Items from a figure collection:
....
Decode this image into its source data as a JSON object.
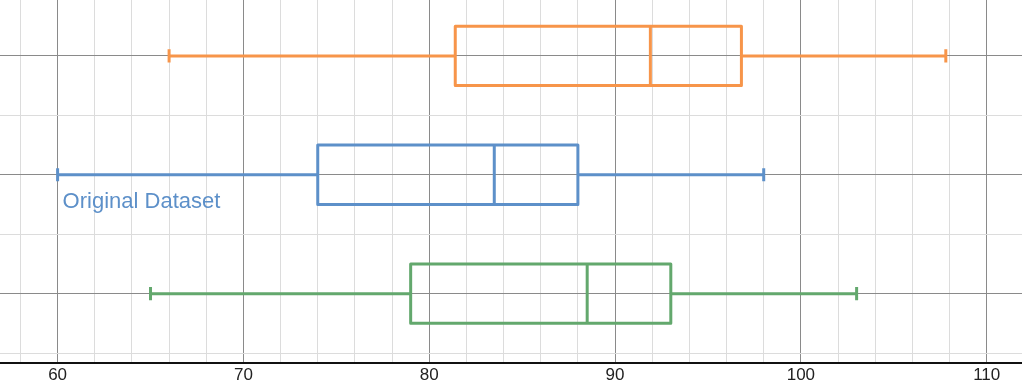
{
  "chart_data": {
    "type": "box",
    "orientation": "horizontal",
    "categories": [
      null,
      null,
      null
    ],
    "boxes": [
      {
        "low": 66,
        "q1": 81.4,
        "median": 91.9,
        "q3": 96.8,
        "high": 107.8
      },
      {
        "low": 60,
        "q1": 74,
        "median": 83.5,
        "q3": 88,
        "high": 98
      },
      {
        "low": 65,
        "q1": 79,
        "median": 88.5,
        "q3": 93,
        "high": 103
      }
    ],
    "colors": [
      "#f7954a",
      "#5d90c9",
      "#63a86d"
    ],
    "xlim": [
      56.9,
      111.9
    ],
    "xticks": [
      {
        "value": 58,
        "label": null
      },
      60,
      {
        "value": 62,
        "label": null
      },
      {
        "value": 64,
        "label": null
      },
      {
        "value": 66,
        "label": null
      },
      {
        "value": 68,
        "label": null
      },
      70,
      {
        "value": 72,
        "label": null
      },
      {
        "value": 74,
        "label": null
      },
      {
        "value": 76,
        "label": null
      },
      {
        "value": 78,
        "label": null
      },
      80,
      {
        "value": 82,
        "label": null
      },
      {
        "value": 84,
        "label": null
      },
      {
        "value": 86,
        "label": null
      },
      {
        "value": 88,
        "label": null
      },
      90,
      {
        "value": 92,
        "label": null
      },
      {
        "value": 94,
        "label": null
      },
      {
        "value": 96,
        "label": null
      },
      {
        "value": 98,
        "label": null
      },
      100,
      {
        "value": 102,
        "label": null
      },
      {
        "value": 104,
        "label": null
      },
      {
        "value": 106,
        "label": null
      },
      {
        "value": 108,
        "label": null
      },
      110
    ],
    "grid": true,
    "annotations": [
      "Original Dataset"
    ]
  }
}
....
▶ [The problem]: Leave the pictures out and reproduce each record exactly as written.

▶ [Full output]:
Decode this image into its source data as a JSON object.
{
  "chart_data": {
    "type": "box",
    "orientation": "horizontal",
    "categories": [
      null,
      null,
      null
    ],
    "boxes": [
      {
        "low": 66,
        "q1": 81.4,
        "median": 91.9,
        "q3": 96.8,
        "high": 107.8
      },
      {
        "low": 60,
        "q1": 74,
        "median": 83.5,
        "q3": 88,
        "high": 98
      },
      {
        "low": 65,
        "q1": 79,
        "median": 88.5,
        "q3": 93,
        "high": 103
      }
    ],
    "colors": [
      "#f7954a",
      "#5d90c9",
      "#63a86d"
    ],
    "xlim": [
      56.9,
      111.9
    ],
    "xticks": [
      {
        "value": 58,
        "label": null
      },
      60,
      {
        "value": 62,
        "label": null
      },
      {
        "value": 64,
        "label": null
      },
      {
        "value": 66,
        "label": null
      },
      {
        "value": 68,
        "label": null
      },
      70,
      {
        "value": 72,
        "label": null
      },
      {
        "value": 74,
        "label": null
      },
      {
        "value": 76,
        "label": null
      },
      {
        "value": 78,
        "label": null
      },
      80,
      {
        "value": 82,
        "label": null
      },
      {
        "value": 84,
        "label": null
      },
      {
        "value": 86,
        "label": null
      },
      {
        "value": 88,
        "label": null
      },
      90,
      {
        "value": 92,
        "label": null
      },
      {
        "value": 94,
        "label": null
      },
      {
        "value": 96,
        "label": null
      },
      {
        "value": 98,
        "label": null
      },
      100,
      {
        "value": 102,
        "label": null
      },
      {
        "value": 104,
        "label": null
      },
      {
        "value": 106,
        "label": null
      },
      {
        "value": 108,
        "label": null
      },
      110
    ],
    "grid": true,
    "annotations": [
      "Original Dataset"
    ]
  }
}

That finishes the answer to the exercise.